Dataset records:
= = = = =

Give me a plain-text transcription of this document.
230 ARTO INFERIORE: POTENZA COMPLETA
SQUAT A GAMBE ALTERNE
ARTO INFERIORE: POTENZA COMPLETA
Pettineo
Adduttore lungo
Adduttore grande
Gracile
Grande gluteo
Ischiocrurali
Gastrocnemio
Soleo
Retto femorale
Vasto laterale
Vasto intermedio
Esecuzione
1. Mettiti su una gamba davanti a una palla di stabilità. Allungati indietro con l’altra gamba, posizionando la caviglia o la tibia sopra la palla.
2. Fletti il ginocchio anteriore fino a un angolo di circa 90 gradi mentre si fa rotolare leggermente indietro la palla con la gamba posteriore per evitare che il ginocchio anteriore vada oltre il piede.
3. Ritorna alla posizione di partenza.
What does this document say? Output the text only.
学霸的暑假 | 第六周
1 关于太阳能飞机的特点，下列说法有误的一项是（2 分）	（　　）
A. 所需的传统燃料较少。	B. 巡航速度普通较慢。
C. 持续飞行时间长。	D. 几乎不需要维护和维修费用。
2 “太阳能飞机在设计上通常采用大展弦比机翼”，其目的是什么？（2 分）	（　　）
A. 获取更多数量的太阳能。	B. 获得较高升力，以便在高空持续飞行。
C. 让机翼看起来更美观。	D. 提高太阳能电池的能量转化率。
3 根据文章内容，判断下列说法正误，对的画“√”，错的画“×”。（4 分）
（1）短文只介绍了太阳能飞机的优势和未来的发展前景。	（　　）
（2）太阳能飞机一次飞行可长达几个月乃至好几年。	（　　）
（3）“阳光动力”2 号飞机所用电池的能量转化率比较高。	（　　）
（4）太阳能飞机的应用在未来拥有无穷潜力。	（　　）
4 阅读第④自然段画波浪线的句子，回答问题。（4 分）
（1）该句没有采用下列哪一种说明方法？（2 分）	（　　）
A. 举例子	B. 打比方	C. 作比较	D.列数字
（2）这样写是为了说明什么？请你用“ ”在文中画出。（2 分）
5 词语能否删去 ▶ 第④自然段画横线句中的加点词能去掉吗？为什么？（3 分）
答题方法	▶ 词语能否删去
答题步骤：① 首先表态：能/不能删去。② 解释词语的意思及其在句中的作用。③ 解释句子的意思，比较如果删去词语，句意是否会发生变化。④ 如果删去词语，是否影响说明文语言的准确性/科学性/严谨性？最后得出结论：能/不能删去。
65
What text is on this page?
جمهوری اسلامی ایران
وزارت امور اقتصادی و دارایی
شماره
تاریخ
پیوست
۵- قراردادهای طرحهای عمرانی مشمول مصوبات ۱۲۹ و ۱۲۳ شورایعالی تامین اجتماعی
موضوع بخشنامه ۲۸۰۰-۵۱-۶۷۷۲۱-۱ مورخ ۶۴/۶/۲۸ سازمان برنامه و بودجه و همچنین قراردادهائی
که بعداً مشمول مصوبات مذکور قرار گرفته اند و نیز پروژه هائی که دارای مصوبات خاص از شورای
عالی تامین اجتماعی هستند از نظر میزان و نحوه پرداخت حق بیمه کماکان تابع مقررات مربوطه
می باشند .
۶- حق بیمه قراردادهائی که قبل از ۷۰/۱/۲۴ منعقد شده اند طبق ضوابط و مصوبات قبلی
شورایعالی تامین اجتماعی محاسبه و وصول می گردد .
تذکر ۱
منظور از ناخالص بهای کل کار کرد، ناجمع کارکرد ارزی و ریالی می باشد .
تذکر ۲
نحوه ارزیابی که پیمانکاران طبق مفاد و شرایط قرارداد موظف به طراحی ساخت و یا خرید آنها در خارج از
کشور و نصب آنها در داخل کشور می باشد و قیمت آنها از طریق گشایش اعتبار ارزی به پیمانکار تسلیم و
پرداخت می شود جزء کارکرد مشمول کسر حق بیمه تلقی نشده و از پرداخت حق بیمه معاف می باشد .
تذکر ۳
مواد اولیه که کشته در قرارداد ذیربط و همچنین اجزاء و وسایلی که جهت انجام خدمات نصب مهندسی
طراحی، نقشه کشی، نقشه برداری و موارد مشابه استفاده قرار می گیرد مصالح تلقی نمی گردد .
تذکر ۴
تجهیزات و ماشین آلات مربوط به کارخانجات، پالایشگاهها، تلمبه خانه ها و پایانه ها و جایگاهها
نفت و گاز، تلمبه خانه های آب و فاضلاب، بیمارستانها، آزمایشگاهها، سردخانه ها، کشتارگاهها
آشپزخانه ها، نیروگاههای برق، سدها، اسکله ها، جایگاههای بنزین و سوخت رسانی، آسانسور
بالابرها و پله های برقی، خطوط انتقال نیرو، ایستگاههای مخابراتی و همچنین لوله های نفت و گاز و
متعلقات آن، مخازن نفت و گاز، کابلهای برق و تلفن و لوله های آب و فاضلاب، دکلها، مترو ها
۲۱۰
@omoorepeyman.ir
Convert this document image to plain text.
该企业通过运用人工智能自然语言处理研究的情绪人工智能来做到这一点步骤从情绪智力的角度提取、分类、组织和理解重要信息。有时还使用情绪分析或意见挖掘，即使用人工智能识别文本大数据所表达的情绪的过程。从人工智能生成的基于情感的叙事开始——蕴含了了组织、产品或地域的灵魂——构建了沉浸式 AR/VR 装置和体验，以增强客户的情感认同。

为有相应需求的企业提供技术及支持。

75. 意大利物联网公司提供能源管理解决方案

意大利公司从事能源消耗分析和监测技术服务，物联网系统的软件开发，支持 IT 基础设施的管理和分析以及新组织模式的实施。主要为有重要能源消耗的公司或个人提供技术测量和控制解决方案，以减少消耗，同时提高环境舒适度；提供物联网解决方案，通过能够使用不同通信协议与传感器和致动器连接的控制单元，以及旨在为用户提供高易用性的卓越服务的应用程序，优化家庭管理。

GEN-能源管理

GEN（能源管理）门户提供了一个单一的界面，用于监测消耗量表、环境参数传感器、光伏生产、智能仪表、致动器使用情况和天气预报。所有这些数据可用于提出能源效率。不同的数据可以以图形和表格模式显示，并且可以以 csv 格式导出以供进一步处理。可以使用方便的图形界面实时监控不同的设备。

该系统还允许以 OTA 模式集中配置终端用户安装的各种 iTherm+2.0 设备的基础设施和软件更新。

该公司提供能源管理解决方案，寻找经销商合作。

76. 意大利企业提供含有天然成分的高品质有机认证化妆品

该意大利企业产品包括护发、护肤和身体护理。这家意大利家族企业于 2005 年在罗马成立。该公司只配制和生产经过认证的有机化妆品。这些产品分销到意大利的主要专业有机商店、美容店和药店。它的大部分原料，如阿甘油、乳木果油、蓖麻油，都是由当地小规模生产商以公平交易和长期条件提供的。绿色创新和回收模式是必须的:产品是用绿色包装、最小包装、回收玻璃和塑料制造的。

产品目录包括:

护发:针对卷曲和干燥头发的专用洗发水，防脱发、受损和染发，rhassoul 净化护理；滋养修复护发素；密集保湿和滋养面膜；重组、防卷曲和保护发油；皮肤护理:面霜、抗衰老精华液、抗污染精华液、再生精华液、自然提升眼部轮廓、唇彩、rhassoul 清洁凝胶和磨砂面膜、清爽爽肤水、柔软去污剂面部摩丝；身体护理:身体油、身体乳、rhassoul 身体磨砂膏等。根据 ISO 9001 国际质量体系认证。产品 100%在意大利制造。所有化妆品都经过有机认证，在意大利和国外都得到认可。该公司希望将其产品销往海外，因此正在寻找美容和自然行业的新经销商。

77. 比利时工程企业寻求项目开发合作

= = = = =

WRITTEN PROBLEM: Look through the entries and find each line that has the string "this". Copy those lines.

CORRECT RESULT:
Give me a plain-text transcription of this document.
What does this document say? Output the text only.
What text is on this page?
Convert this document image to plain text.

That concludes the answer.